- _ENTRIES PROVIDED_
:::::
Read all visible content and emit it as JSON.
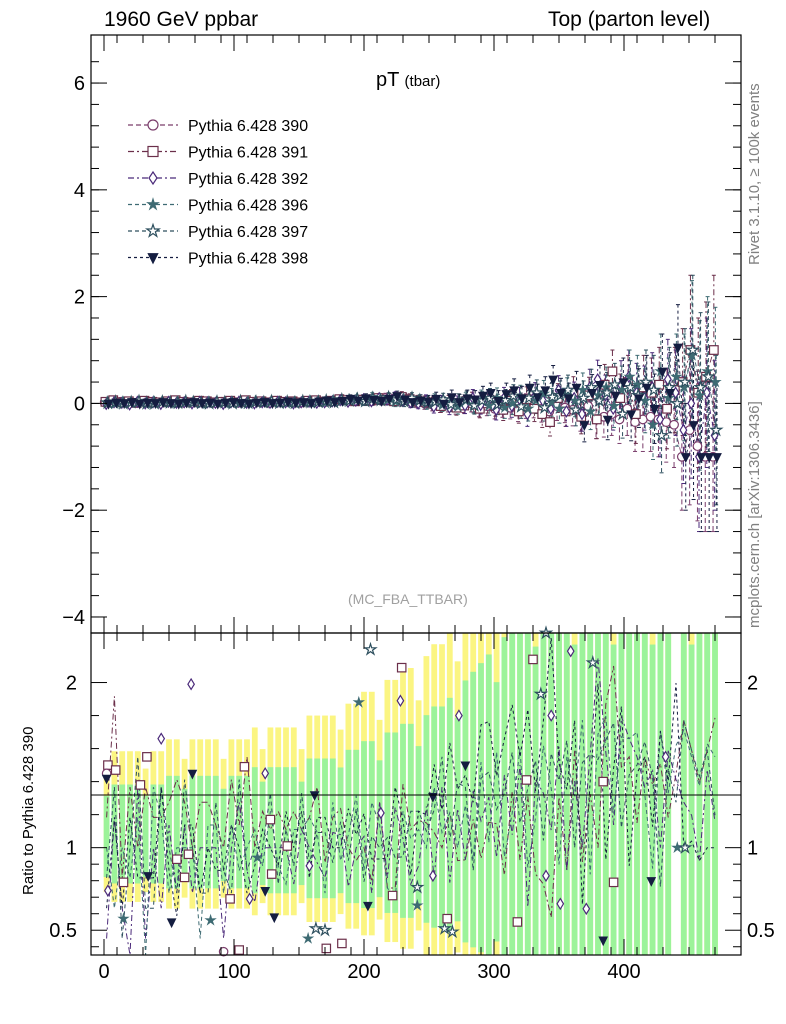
{
  "header": {
    "left": "1960 GeV ppbar",
    "right": "Top (parton level)"
  },
  "side_labels": {
    "rivet": "Rivet 3.1.10, ≥ 100k events",
    "mcplots": "mcplots.cern.ch [arXiv:1306.3436]"
  },
  "chart_data": [
    {
      "type": "scatter",
      "title": "pT",
      "title_suffix": "(tbar)",
      "watermark": "(MC_FBA_TTBAR)",
      "ylim": [
        -4.3,
        6.9
      ],
      "xlim": [
        -10,
        490
      ],
      "yticks": [
        -4,
        -2,
        0,
        2,
        4,
        6
      ],
      "yticklabels": [
        "−4",
        "−2",
        "0",
        "2",
        "4",
        "6"
      ],
      "legend_position": "top-left",
      "series": [
        {
          "name": "Pythia 6.428 390",
          "color": "#7a3d6b",
          "marker": "circle-open",
          "dash": "5,3"
        },
        {
          "name": "Pythia 6.428 391",
          "color": "#6b2f4a",
          "marker": "square-open",
          "dash": "6,3,2,3"
        },
        {
          "name": "Pythia 6.428 392",
          "color": "#4b2a7a",
          "marker": "diamond-open",
          "dash": "6,3,2,3"
        },
        {
          "name": "Pythia 6.428 396",
          "color": "#3e6b73",
          "marker": "star-filled",
          "dash": "4,3"
        },
        {
          "name": "Pythia 6.428 397",
          "color": "#2d4f5e",
          "marker": "star-open",
          "dash": "4,3"
        },
        {
          "name": "Pythia 6.428 398",
          "color": "#141d40",
          "marker": "triangle-down-filled",
          "dash": "3,3"
        }
      ],
      "x": [
        2,
        8,
        14,
        20,
        26,
        32,
        38,
        44,
        50,
        56,
        62,
        68,
        74,
        80,
        86,
        92,
        98,
        104,
        110,
        116,
        122,
        128,
        134,
        140,
        146,
        152,
        158,
        164,
        170,
        176,
        182,
        188,
        194,
        200,
        206,
        212,
        218,
        224,
        230,
        236,
        242,
        248,
        254,
        260,
        266,
        272,
        278,
        284,
        290,
        296,
        302,
        308,
        314,
        320,
        326,
        332,
        338,
        344,
        350,
        356,
        362,
        368,
        374,
        380,
        386,
        392,
        398,
        404,
        410,
        416,
        422,
        428,
        434,
        440,
        446,
        452,
        458,
        464,
        470
      ],
      "values": [
        [
          0.02,
          0.01,
          0.03,
          0.02,
          0.01,
          0.03,
          0.02,
          0.01,
          0.02,
          0.03,
          0.01,
          0.02,
          0.03,
          0.02,
          0.01,
          0.03,
          0.02,
          0.01,
          0.02,
          0.03,
          0.02,
          0.01,
          0.03,
          0.02,
          0.02,
          0.01,
          0.03,
          0.02,
          0.04,
          0.03,
          0.05,
          0.06,
          0.05,
          0.07,
          0.08,
          0.06,
          0.1,
          0.08,
          0.05,
          0.06,
          0.02,
          0.0,
          -0.02,
          -0.05,
          -0.03,
          -0.06,
          -0.02,
          0.0,
          -0.08,
          -0.05,
          -0.1,
          -0.06,
          -0.08,
          -0.12,
          -0.05,
          -0.03,
          -0.1,
          -0.15,
          -0.05,
          -0.08,
          -0.12,
          -0.2,
          -0.05,
          -0.3,
          -0.25,
          -0.2,
          -0.3,
          -0.1,
          -0.35,
          -0.3,
          -0.25,
          -0.3,
          -0.35,
          -0.4,
          -1.0,
          -0.5,
          -0.8,
          -1.0,
          -1.0
        ],
        [
          0.03,
          0.06,
          0.02,
          0.04,
          0.01,
          0.05,
          0.03,
          0.02,
          0.04,
          0.06,
          0.03,
          0.02,
          0.05,
          0.04,
          0.02,
          0.03,
          0.05,
          0.02,
          0.06,
          0.03,
          0.04,
          0.02,
          0.05,
          0.03,
          0.04,
          0.02,
          0.05,
          0.06,
          0.03,
          0.05,
          0.08,
          0.06,
          0.04,
          0.07,
          0.05,
          0.1,
          0.06,
          0.04,
          0.12,
          0.08,
          0.05,
          0.03,
          0.0,
          -0.05,
          0.02,
          -0.08,
          -0.04,
          0.05,
          -0.1,
          0.0,
          -0.05,
          -0.12,
          0.05,
          -0.15,
          0.08,
          -0.1,
          -0.2,
          -0.35,
          0.1,
          -0.15,
          0.2,
          -0.25,
          0.15,
          -0.3,
          0.35,
          0.6,
          0.1,
          0.4,
          -0.2,
          0.3,
          0.2,
          0.35,
          -0.1,
          0.25,
          0.4,
          1.0,
          0.2,
          0.5,
          1.0
        ],
        [
          -0.01,
          0.02,
          0.01,
          -0.02,
          0.03,
          0.0,
          0.02,
          -0.01,
          0.03,
          0.01,
          0.02,
          0.0,
          0.03,
          0.02,
          0.01,
          -0.01,
          0.02,
          0.03,
          0.01,
          0.0,
          0.02,
          0.01,
          0.03,
          0.02,
          0.0,
          0.02,
          0.03,
          0.01,
          0.02,
          0.04,
          0.06,
          0.03,
          0.05,
          0.08,
          0.04,
          0.1,
          0.07,
          0.12,
          0.06,
          0.02,
          0.0,
          0.05,
          -0.06,
          0.03,
          -0.08,
          0.0,
          -0.04,
          0.1,
          -0.03,
          0.05,
          -0.12,
          0.1,
          -0.05,
          0.08,
          -0.2,
          0.15,
          0.05,
          -0.1,
          0.25,
          -0.15,
          0.1,
          -0.2,
          0.3,
          0.45,
          0.15,
          -0.1,
          0.35,
          0.5,
          0.2,
          0.1,
          0.3,
          -0.3,
          0.45,
          0.2,
          -0.5,
          0.0,
          -1.0,
          0.2,
          -0.6
        ],
        [
          0.02,
          -0.01,
          0.03,
          0.01,
          0.02,
          -0.02,
          0.04,
          0.02,
          0.0,
          0.03,
          0.01,
          0.02,
          -0.01,
          0.03,
          0.02,
          0.01,
          0.03,
          0.0,
          0.02,
          0.04,
          0.01,
          0.03,
          0.02,
          0.0,
          0.03,
          0.02,
          0.05,
          0.03,
          0.01,
          0.06,
          0.04,
          0.07,
          0.09,
          0.05,
          0.12,
          0.08,
          0.06,
          0.03,
          0.09,
          0.07,
          0.04,
          0.0,
          0.06,
          -0.03,
          0.02,
          -0.06,
          0.05,
          -0.02,
          0.08,
          -0.04,
          0.1,
          -0.08,
          0.0,
          0.12,
          -0.1,
          0.05,
          0.18,
          0.02,
          -0.1,
          0.2,
          0.05,
          0.25,
          -0.15,
          0.15,
          0.3,
          -0.05,
          0.25,
          0.5,
          0.35,
          0.05,
          -0.4,
          0.6,
          0.1,
          0.5,
          0.3,
          0.9,
          0.15,
          0.6,
          0.4
        ],
        [
          0.01,
          0.03,
          0.0,
          0.02,
          0.04,
          0.01,
          0.0,
          0.03,
          0.02,
          0.01,
          0.04,
          0.02,
          0.01,
          0.0,
          0.03,
          0.02,
          0.0,
          0.04,
          0.01,
          0.03,
          0.02,
          0.04,
          0.01,
          0.03,
          0.01,
          0.04,
          0.02,
          0.03,
          0.05,
          0.02,
          0.07,
          0.05,
          0.08,
          0.04,
          0.09,
          0.06,
          0.11,
          0.07,
          0.04,
          0.1,
          0.06,
          0.02,
          0.03,
          0.07,
          -0.02,
          0.04,
          0.08,
          -0.04,
          0.05,
          0.1,
          -0.02,
          0.06,
          0.14,
          -0.06,
          0.1,
          0.2,
          -0.08,
          0.12,
          0.15,
          0.25,
          -0.12,
          0.1,
          0.3,
          0.05,
          0.2,
          0.35,
          -0.2,
          0.3,
          0.15,
          0.4,
          0.25,
          -0.6,
          0.3,
          0.0,
          0.4,
          1.0,
          0.3,
          0.5,
          -0.5
        ],
        [
          0.0,
          0.02,
          0.01,
          0.03,
          0.0,
          0.02,
          0.01,
          0.03,
          0.01,
          0.0,
          0.02,
          0.03,
          0.01,
          0.02,
          0.0,
          0.02,
          0.03,
          0.01,
          0.0,
          0.02,
          0.03,
          0.01,
          0.02,
          0.04,
          0.02,
          0.03,
          0.01,
          0.04,
          0.06,
          0.03,
          0.05,
          0.09,
          0.06,
          0.1,
          0.07,
          0.05,
          0.09,
          0.14,
          0.08,
          0.03,
          0.06,
          0.04,
          0.09,
          0.0,
          0.12,
          0.03,
          0.1,
          0.08,
          0.15,
          0.2,
          0.05,
          0.18,
          0.25,
          0.1,
          0.3,
          0.12,
          0.25,
          0.45,
          0.2,
          0.1,
          0.3,
          -0.4,
          0.2,
          0.35,
          -0.3,
          0.15,
          0.4,
          -0.2,
          0.1,
          0.3,
          -0.1,
          0.6,
          0.2,
          1.05,
          -1.0,
          -0.4,
          -1.0,
          -1.0,
          -1.0
        ]
      ],
      "errors": [
        0.03,
        0.03,
        0.03,
        0.03,
        0.03,
        0.03,
        0.03,
        0.03,
        0.04,
        0.04,
        0.04,
        0.04,
        0.04,
        0.04,
        0.04,
        0.04,
        0.04,
        0.04,
        0.04,
        0.05,
        0.05,
        0.05,
        0.05,
        0.05,
        0.05,
        0.05,
        0.06,
        0.06,
        0.06,
        0.06,
        0.07,
        0.07,
        0.07,
        0.08,
        0.08,
        0.08,
        0.09,
        0.09,
        0.1,
        0.1,
        0.1,
        0.11,
        0.12,
        0.12,
        0.13,
        0.14,
        0.15,
        0.16,
        0.17,
        0.18,
        0.19,
        0.2,
        0.21,
        0.22,
        0.23,
        0.24,
        0.25,
        0.26,
        0.27,
        0.28,
        0.3,
        0.32,
        0.34,
        0.36,
        0.38,
        0.4,
        0.45,
        0.5,
        0.55,
        0.6,
        0.65,
        0.7,
        0.75,
        0.8,
        1.0,
        1.4,
        1.4,
        1.4,
        1.4
      ]
    },
    {
      "type": "scatter",
      "ylabel": "Ratio to Pythia 6.428 390",
      "ylim": [
        0.35,
        2.3
      ],
      "xlim": [
        -10,
        490
      ],
      "yticks": [
        0.5,
        1,
        2
      ],
      "yticklabels": [
        "0.5",
        "1",
        "2"
      ],
      "xticks": [
        0,
        100,
        200,
        300,
        400
      ],
      "xticklabels": [
        "0",
        "100",
        "200",
        "300",
        "400"
      ],
      "band_colors": {
        "inner": "#9cf39a",
        "outer": "#fbf582"
      },
      "reference_line": 1,
      "markers": [
        {
          "series": 1,
          "x": 3,
          "y": 1.5
        },
        {
          "series": 1,
          "x": 9,
          "y": 1.47
        },
        {
          "series": 0,
          "x": 2,
          "y": 1.45
        },
        {
          "series": 5,
          "x": 2,
          "y": 1.42
        },
        {
          "series": 2,
          "x": 3,
          "y": 0.74
        },
        {
          "series": 1,
          "x": 15,
          "y": 0.79
        },
        {
          "series": 3,
          "x": 15,
          "y": 0.57
        },
        {
          "series": 1,
          "x": 28,
          "y": 1.38
        },
        {
          "series": 1,
          "x": 33,
          "y": 1.55
        },
        {
          "series": 5,
          "x": 34,
          "y": 0.83
        },
        {
          "series": 2,
          "x": 44,
          "y": 1.66
        },
        {
          "series": 5,
          "x": 52,
          "y": 0.55
        },
        {
          "series": 1,
          "x": 56,
          "y": 0.93
        },
        {
          "series": 1,
          "x": 62,
          "y": 0.82
        },
        {
          "series": 1,
          "x": 65,
          "y": 0.96
        },
        {
          "series": 2,
          "x": 67,
          "y": 1.99
        },
        {
          "series": 5,
          "x": 68,
          "y": 1.45
        },
        {
          "series": 3,
          "x": 82,
          "y": 0.56
        },
        {
          "series": 0,
          "x": 92,
          "y": 0.37
        },
        {
          "series": 1,
          "x": 97,
          "y": 0.69
        },
        {
          "series": 1,
          "x": 104,
          "y": 0.38
        },
        {
          "series": 1,
          "x": 108,
          "y": 1.49
        },
        {
          "series": 2,
          "x": 112,
          "y": 0.69
        },
        {
          "series": 3,
          "x": 118,
          "y": 0.94
        },
        {
          "series": 2,
          "x": 124,
          "y": 1.45
        },
        {
          "series": 1,
          "x": 128,
          "y": 1.17
        },
        {
          "series": 1,
          "x": 129,
          "y": 0.84
        },
        {
          "series": 5,
          "x": 124,
          "y": 0.74
        },
        {
          "series": 1,
          "x": 141,
          "y": 1.01
        },
        {
          "series": 5,
          "x": 131,
          "y": 0.58
        },
        {
          "series": 2,
          "x": 158,
          "y": 0.89
        },
        {
          "series": 5,
          "x": 162,
          "y": 1.32
        },
        {
          "series": 3,
          "x": 157,
          "y": 0.45
        },
        {
          "series": 4,
          "x": 163,
          "y": 0.51
        },
        {
          "series": 4,
          "x": 170,
          "y": 0.5
        },
        {
          "series": 1,
          "x": 171,
          "y": 0.39
        },
        {
          "series": 1,
          "x": 183,
          "y": 0.42
        },
        {
          "series": 3,
          "x": 196,
          "y": 1.88
        },
        {
          "series": 4,
          "x": 205,
          "y": 2.2
        },
        {
          "series": 5,
          "x": 203,
          "y": 0.65
        },
        {
          "series": 2,
          "x": 213,
          "y": 1.21
        },
        {
          "series": 1,
          "x": 222,
          "y": 0.71
        },
        {
          "series": 1,
          "x": 229,
          "y": 2.09
        },
        {
          "series": 2,
          "x": 228,
          "y": 1.89
        },
        {
          "series": 4,
          "x": 241,
          "y": 0.76
        },
        {
          "series": 3,
          "x": 241,
          "y": 0.65
        },
        {
          "series": 2,
          "x": 253,
          "y": 0.83
        },
        {
          "series": 5,
          "x": 253,
          "y": 1.31
        },
        {
          "series": 4,
          "x": 262,
          "y": 0.51
        },
        {
          "series": 4,
          "x": 268,
          "y": 0.49
        },
        {
          "series": 1,
          "x": 264,
          "y": 0.57
        },
        {
          "series": 2,
          "x": 273,
          "y": 1.8
        },
        {
          "series": 5,
          "x": 278,
          "y": 1.5
        },
        {
          "series": 1,
          "x": 325,
          "y": 1.41
        },
        {
          "series": 1,
          "x": 318,
          "y": 0.55
        },
        {
          "series": 1,
          "x": 330,
          "y": 2.14
        },
        {
          "series": 4,
          "x": 336,
          "y": 1.93
        },
        {
          "series": 2,
          "x": 344,
          "y": 1.8
        },
        {
          "series": 4,
          "x": 340,
          "y": 2.3
        },
        {
          "series": 2,
          "x": 340,
          "y": 0.83
        },
        {
          "series": 2,
          "x": 359,
          "y": 2.19
        },
        {
          "series": 2,
          "x": 351,
          "y": 0.66
        },
        {
          "series": 4,
          "x": 376,
          "y": 2.12
        },
        {
          "series": 1,
          "x": 384,
          "y": 1.4
        },
        {
          "series": 5,
          "x": 384,
          "y": 0.44
        },
        {
          "series": 2,
          "x": 371,
          "y": 0.63
        },
        {
          "series": 1,
          "x": 392,
          "y": 0.79
        },
        {
          "series": 5,
          "x": 421,
          "y": 0.8
        },
        {
          "series": 2,
          "x": 432,
          "y": 1.55
        },
        {
          "series": 3,
          "x": 441,
          "y": 1.0
        },
        {
          "series": 4,
          "x": 447,
          "y": 1.0
        }
      ]
    }
  ]
}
:::::
- _WHAT TO DO_
Look through the entries above; copy each line where the string "left" appears.

- _WRITTEN RESPONSE_
    "left": "1960 GeV ppbar",
      "legend_position": "top-left",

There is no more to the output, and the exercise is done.